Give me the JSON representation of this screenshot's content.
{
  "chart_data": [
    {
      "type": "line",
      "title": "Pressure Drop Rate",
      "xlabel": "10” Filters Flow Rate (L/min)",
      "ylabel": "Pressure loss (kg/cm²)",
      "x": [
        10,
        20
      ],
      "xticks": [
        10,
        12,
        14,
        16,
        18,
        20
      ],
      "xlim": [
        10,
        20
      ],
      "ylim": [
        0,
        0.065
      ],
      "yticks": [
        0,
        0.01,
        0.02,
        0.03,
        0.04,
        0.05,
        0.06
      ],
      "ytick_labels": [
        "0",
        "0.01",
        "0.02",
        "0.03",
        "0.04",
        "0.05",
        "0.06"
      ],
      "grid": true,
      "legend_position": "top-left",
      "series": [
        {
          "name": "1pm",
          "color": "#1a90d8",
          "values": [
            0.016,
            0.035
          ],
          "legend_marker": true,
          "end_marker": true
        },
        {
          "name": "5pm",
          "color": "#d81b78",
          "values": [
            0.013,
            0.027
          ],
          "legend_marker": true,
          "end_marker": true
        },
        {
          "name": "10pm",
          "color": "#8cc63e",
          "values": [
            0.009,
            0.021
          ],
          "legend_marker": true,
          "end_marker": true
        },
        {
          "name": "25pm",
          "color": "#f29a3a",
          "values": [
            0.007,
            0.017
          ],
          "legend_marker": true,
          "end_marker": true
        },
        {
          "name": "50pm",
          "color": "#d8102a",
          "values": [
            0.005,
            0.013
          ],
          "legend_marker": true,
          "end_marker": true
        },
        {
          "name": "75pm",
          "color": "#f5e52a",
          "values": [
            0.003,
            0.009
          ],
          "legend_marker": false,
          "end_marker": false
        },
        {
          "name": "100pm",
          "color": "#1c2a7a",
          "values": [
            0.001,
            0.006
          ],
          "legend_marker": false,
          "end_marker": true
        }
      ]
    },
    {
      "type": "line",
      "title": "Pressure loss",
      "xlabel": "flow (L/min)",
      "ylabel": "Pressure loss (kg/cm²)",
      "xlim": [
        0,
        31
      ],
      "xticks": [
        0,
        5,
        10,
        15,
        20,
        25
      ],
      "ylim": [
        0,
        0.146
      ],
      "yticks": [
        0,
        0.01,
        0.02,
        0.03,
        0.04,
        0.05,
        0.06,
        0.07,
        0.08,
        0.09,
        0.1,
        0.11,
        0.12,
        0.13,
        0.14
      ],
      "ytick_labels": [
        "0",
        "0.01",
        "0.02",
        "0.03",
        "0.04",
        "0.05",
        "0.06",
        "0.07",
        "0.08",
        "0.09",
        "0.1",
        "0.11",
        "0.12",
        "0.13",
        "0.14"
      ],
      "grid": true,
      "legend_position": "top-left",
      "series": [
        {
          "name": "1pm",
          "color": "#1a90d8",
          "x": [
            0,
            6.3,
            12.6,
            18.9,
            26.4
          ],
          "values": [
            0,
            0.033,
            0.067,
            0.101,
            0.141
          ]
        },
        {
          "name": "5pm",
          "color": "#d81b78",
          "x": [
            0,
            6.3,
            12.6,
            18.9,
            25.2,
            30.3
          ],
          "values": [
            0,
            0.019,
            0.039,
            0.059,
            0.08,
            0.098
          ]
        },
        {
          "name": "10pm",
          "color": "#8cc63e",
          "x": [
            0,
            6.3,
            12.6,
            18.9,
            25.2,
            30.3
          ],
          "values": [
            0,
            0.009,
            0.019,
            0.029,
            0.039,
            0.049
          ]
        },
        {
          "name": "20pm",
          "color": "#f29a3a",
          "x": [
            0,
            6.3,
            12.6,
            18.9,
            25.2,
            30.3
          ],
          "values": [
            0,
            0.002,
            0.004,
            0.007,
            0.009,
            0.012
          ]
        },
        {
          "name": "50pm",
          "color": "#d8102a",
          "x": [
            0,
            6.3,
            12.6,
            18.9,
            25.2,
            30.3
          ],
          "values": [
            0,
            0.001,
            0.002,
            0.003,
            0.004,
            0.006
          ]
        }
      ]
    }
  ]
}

- **Goal of the exercise**:
Each line of the material should be echoed exactly.

- **Response to the exercise**:
Give me the JSON representation of this screenshot's content.
{
  "chart_data": [
    {
      "type": "line",
      "title": "Pressure Drop Rate",
      "xlabel": "10” Filters Flow Rate (L/min)",
      "ylabel": "Pressure loss (kg/cm²)",
      "x": [
        10,
        20
      ],
      "xticks": [
        10,
        12,
        14,
        16,
        18,
        20
      ],
      "xlim": [
        10,
        20
      ],
      "ylim": [
        0,
        0.065
      ],
      "yticks": [
        0,
        0.01,
        0.02,
        0.03,
        0.04,
        0.05,
        0.06
      ],
      "ytick_labels": [
        "0",
        "0.01",
        "0.02",
        "0.03",
        "0.04",
        "0.05",
        "0.06"
      ],
      "grid": true,
      "legend_position": "top-left",
      "series": [
        {
          "name": "1pm",
          "color": "#1a90d8",
          "values": [
            0.016,
            0.035
          ],
          "legend_marker": true,
          "end_marker": true
        },
        {
          "name": "5pm",
          "color": "#d81b78",
          "values": [
            0.013,
            0.027
          ],
          "legend_marker": true,
          "end_marker": true
        },
        {
          "name": "10pm",
          "color": "#8cc63e",
          "values": [
            0.009,
            0.021
          ],
          "legend_marker": true,
          "end_marker": true
        },
        {
          "name": "25pm",
          "color": "#f29a3a",
          "values": [
            0.007,
            0.017
          ],
          "legend_marker": true,
          "end_marker": true
        },
        {
          "name": "50pm",
          "color": "#d8102a",
          "values": [
            0.005,
            0.013
          ],
          "legend_marker": true,
          "end_marker": true
        },
        {
          "name": "75pm",
          "color": "#f5e52a",
          "values": [
            0.003,
            0.009
          ],
          "legend_marker": false,
          "end_marker": false
        },
        {
          "name": "100pm",
          "color": "#1c2a7a",
          "values": [
            0.001,
            0.006
          ],
          "legend_marker": false,
          "end_marker": true
        }
      ]
    },
    {
      "type": "line",
      "title": "Pressure loss",
      "xlabel": "flow (L/min)",
      "ylabel": "Pressure loss (kg/cm²)",
      "xlim": [
        0,
        31
      ],
      "xticks": [
        0,
        5,
        10,
        15,
        20,
        25
      ],
      "ylim": [
        0,
        0.146
      ],
      "yticks": [
        0,
        0.01,
        0.02,
        0.03,
        0.04,
        0.05,
        0.06,
        0.07,
        0.08,
        0.09,
        0.1,
        0.11,
        0.12,
        0.13,
        0.14
      ],
      "ytick_labels": [
        "0",
        "0.01",
        "0.02",
        "0.03",
        "0.04",
        "0.05",
        "0.06",
        "0.07",
        "0.08",
        "0.09",
        "0.1",
        "0.11",
        "0.12",
        "0.13",
        "0.14"
      ],
      "grid": true,
      "legend_position": "top-left",
      "series": [
        {
          "name": "1pm",
          "color": "#1a90d8",
          "x": [
            0,
            6.3,
            12.6,
            18.9,
            26.4
          ],
          "values": [
            0,
            0.033,
            0.067,
            0.101,
            0.141
          ]
        },
        {
          "name": "5pm",
          "color": "#d81b78",
          "x": [
            0,
            6.3,
            12.6,
            18.9,
            25.2,
            30.3
          ],
          "values": [
            0,
            0.019,
            0.039,
            0.059,
            0.08,
            0.098
          ]
        },
        {
          "name": "10pm",
          "color": "#8cc63e",
          "x": [
            0,
            6.3,
            12.6,
            18.9,
            25.2,
            30.3
          ],
          "values": [
            0,
            0.009,
            0.019,
            0.029,
            0.039,
            0.049
          ]
        },
        {
          "name": "20pm",
          "color": "#f29a3a",
          "x": [
            0,
            6.3,
            12.6,
            18.9,
            25.2,
            30.3
          ],
          "values": [
            0,
            0.002,
            0.004,
            0.007,
            0.009,
            0.012
          ]
        },
        {
          "name": "50pm",
          "color": "#d8102a",
          "x": [
            0,
            6.3,
            12.6,
            18.9,
            25.2,
            30.3
          ],
          "values": [
            0,
            0.001,
            0.002,
            0.003,
            0.004,
            0.006
          ]
        }
      ]
    }
  ]
}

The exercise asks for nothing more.